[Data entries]
++++++
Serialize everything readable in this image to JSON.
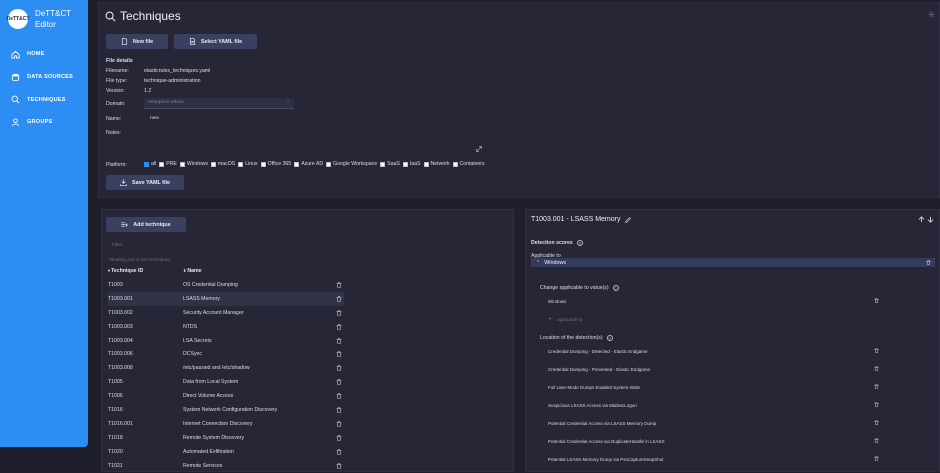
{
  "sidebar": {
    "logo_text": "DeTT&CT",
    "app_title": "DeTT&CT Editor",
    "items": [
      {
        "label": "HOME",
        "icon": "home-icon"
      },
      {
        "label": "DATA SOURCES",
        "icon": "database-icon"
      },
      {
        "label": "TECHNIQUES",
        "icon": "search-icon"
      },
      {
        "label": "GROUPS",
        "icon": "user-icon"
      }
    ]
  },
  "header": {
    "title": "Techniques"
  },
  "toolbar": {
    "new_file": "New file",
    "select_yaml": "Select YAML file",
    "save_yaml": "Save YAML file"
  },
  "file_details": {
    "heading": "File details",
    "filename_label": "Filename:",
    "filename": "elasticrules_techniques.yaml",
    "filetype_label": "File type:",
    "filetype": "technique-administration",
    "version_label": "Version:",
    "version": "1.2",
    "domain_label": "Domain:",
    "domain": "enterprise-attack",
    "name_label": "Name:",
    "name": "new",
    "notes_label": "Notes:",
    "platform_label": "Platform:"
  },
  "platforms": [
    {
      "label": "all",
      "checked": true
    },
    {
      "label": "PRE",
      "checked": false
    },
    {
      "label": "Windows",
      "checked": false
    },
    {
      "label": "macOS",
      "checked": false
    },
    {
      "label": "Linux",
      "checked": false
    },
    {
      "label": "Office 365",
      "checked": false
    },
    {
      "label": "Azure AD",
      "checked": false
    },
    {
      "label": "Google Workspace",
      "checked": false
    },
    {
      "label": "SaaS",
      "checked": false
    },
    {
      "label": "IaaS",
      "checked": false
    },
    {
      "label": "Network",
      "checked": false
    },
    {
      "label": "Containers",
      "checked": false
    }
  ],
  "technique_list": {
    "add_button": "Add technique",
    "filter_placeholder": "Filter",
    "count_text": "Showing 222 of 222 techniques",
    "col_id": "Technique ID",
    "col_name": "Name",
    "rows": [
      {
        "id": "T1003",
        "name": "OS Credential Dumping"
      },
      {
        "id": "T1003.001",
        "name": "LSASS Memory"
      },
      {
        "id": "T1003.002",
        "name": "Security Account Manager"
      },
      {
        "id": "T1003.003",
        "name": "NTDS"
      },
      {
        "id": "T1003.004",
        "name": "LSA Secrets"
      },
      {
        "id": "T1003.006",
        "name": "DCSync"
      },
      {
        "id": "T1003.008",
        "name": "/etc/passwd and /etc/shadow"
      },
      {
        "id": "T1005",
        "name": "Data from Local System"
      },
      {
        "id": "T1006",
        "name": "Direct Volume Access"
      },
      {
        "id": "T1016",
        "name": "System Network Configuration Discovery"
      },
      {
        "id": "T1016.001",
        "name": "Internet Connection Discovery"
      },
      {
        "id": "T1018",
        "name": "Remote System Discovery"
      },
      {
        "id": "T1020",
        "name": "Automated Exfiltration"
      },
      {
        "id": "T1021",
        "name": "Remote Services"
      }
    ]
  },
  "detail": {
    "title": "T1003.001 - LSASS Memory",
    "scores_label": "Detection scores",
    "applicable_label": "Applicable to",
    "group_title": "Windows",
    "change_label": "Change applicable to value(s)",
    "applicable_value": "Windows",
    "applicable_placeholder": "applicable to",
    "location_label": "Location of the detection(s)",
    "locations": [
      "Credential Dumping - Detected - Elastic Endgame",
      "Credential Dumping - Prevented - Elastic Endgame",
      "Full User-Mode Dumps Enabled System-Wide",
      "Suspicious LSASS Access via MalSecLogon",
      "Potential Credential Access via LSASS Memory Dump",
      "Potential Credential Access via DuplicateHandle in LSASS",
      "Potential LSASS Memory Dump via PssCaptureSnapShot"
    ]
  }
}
++++++
Short task >> Copy, from the material above, each line in which the string "DeTT" occurs.

Answer in full >>
    "logo_text": "DeTT&CT",
    "app_title": "DeTT&CT Editor",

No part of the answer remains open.